[Data entries for graphics]

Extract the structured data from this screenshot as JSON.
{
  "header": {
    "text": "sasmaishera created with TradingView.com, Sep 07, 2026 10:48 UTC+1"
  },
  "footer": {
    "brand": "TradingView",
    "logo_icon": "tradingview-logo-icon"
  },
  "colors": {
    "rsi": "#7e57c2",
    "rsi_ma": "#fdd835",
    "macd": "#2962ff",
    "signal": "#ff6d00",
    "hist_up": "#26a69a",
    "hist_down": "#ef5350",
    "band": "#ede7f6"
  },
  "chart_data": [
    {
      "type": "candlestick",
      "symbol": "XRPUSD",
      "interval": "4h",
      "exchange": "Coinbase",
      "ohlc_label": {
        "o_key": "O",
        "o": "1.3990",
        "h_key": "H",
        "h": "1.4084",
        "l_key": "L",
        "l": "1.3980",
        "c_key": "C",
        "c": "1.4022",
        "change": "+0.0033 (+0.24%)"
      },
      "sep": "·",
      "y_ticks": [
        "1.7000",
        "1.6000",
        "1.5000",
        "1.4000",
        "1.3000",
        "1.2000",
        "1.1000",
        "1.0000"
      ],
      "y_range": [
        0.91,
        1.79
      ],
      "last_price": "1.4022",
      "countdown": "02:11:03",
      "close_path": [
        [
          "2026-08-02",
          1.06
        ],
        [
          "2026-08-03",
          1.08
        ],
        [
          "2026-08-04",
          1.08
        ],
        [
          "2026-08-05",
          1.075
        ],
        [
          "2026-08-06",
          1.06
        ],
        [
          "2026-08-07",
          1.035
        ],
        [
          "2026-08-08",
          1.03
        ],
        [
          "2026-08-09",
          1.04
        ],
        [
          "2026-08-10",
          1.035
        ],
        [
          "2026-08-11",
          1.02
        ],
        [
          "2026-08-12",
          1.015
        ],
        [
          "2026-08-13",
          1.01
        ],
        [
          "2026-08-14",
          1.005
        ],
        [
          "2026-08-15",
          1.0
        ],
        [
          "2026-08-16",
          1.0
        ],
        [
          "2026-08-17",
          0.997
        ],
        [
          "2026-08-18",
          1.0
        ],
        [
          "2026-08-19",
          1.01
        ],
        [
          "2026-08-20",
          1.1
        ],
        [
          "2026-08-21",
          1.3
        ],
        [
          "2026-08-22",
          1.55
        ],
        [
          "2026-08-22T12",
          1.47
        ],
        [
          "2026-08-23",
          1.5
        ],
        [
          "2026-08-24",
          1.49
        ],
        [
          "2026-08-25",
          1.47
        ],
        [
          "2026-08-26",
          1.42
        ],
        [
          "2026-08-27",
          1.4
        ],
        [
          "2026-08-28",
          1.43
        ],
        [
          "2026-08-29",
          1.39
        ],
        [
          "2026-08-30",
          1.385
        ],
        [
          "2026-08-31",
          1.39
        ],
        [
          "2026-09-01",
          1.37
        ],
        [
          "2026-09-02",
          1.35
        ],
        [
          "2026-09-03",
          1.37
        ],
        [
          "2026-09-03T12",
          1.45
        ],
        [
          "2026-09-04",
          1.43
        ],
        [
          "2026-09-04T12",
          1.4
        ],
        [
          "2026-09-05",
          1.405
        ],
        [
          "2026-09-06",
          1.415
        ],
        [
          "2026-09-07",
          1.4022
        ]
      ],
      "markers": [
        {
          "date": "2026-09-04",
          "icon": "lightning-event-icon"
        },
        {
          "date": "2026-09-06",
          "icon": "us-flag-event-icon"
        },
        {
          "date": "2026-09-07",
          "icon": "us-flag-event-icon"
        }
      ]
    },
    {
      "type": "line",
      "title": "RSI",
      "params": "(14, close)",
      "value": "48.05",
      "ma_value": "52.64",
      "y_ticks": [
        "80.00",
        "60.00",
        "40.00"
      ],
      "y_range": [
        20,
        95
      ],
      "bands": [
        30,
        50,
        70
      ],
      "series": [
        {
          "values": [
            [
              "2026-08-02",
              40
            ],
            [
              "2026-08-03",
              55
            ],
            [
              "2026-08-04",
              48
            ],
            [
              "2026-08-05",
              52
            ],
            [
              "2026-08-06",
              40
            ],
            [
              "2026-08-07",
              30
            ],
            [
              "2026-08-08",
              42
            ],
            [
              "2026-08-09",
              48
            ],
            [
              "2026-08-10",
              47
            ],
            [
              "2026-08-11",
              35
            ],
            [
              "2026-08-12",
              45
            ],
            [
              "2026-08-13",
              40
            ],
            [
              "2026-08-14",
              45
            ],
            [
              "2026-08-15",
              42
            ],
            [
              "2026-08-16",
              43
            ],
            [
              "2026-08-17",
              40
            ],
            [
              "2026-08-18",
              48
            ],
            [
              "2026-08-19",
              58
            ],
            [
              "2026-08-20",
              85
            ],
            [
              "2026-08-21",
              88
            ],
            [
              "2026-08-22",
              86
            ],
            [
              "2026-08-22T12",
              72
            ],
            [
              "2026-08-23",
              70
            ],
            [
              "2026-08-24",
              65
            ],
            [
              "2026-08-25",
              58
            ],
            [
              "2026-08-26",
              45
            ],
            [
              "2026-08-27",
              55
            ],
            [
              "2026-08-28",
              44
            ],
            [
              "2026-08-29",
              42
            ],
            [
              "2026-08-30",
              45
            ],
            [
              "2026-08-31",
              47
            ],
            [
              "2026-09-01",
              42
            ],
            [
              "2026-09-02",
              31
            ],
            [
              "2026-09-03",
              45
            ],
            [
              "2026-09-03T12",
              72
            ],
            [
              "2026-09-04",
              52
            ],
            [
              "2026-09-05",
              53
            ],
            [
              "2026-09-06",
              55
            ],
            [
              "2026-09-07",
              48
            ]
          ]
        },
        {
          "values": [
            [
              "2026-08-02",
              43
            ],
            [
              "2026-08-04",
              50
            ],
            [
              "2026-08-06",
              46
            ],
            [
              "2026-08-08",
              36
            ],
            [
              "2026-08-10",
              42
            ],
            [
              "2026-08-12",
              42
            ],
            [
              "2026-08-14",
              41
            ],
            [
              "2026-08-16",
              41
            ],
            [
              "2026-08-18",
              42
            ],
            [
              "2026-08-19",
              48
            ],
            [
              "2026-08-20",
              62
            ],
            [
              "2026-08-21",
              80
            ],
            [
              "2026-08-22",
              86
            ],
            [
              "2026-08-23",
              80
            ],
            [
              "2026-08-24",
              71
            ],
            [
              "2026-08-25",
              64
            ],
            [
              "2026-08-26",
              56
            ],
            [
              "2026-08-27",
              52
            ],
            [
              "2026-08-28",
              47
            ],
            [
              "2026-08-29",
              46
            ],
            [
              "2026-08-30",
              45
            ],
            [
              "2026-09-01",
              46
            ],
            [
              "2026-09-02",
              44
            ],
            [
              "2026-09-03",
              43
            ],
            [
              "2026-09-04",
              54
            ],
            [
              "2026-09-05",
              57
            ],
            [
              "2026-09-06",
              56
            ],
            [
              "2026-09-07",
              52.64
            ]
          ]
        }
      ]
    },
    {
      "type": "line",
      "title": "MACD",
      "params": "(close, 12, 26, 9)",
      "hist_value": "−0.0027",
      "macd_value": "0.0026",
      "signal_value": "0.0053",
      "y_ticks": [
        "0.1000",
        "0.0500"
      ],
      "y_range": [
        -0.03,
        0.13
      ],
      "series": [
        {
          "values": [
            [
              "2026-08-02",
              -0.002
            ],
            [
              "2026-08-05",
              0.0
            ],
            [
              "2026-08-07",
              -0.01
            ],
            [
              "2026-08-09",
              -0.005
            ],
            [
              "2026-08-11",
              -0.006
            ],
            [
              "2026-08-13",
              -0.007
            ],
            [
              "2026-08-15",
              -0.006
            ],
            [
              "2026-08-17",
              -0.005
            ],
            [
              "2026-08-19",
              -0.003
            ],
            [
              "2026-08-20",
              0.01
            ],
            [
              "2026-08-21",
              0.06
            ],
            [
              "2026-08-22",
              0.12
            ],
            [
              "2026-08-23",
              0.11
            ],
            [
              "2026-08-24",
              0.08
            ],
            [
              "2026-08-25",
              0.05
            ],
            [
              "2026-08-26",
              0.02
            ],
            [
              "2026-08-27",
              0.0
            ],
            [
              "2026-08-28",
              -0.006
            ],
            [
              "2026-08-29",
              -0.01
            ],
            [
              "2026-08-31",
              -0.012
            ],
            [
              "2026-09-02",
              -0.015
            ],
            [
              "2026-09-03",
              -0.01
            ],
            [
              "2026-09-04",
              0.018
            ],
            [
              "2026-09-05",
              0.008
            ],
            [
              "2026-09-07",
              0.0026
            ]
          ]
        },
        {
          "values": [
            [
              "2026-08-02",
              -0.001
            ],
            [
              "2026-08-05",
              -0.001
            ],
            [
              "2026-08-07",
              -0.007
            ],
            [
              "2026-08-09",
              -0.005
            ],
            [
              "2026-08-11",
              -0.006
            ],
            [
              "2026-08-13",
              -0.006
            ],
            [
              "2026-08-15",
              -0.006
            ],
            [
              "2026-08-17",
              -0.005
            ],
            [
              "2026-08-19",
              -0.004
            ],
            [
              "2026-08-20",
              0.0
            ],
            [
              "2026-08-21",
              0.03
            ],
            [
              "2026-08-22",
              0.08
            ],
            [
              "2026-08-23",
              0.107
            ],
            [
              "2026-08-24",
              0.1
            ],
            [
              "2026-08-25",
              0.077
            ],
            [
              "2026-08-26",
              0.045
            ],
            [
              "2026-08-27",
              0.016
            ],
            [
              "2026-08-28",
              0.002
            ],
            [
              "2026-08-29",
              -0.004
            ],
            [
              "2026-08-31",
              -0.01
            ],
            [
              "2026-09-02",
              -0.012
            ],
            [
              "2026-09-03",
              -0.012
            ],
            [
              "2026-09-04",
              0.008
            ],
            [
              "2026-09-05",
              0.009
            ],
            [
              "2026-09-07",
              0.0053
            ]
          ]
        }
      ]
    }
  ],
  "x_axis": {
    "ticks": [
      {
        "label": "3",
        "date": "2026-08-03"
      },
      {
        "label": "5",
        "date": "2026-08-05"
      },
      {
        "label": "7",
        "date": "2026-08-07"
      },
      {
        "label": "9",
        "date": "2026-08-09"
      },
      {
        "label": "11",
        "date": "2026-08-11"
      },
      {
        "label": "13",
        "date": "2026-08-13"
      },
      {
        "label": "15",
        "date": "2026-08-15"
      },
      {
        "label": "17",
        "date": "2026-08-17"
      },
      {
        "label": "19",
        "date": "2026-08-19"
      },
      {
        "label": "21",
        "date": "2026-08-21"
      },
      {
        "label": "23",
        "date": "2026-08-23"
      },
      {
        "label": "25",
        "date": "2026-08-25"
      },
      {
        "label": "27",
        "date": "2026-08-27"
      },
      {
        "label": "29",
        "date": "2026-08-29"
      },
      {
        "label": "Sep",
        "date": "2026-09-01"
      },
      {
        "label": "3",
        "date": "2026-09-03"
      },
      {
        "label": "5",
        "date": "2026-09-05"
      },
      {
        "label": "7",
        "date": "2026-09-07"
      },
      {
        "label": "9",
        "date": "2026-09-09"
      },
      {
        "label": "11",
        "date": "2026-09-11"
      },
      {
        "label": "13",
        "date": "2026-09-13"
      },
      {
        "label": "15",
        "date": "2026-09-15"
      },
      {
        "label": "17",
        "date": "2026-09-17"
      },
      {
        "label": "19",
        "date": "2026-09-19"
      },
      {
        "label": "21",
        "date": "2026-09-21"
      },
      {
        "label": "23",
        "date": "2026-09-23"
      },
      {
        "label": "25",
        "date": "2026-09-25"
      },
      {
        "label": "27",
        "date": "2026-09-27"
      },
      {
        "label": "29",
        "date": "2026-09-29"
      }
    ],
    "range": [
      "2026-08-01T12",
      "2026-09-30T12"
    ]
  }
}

WHAT YOU SHOULD DO. Pick out all the lines with the word "icon" in them and copy them.

EXERCISE RESULT.
    "logo_icon": "tradingview-logo-icon"
          "icon": "lightning-event-icon"
          "icon": "us-flag-event-icon"
          "icon": "us-flag-event-icon"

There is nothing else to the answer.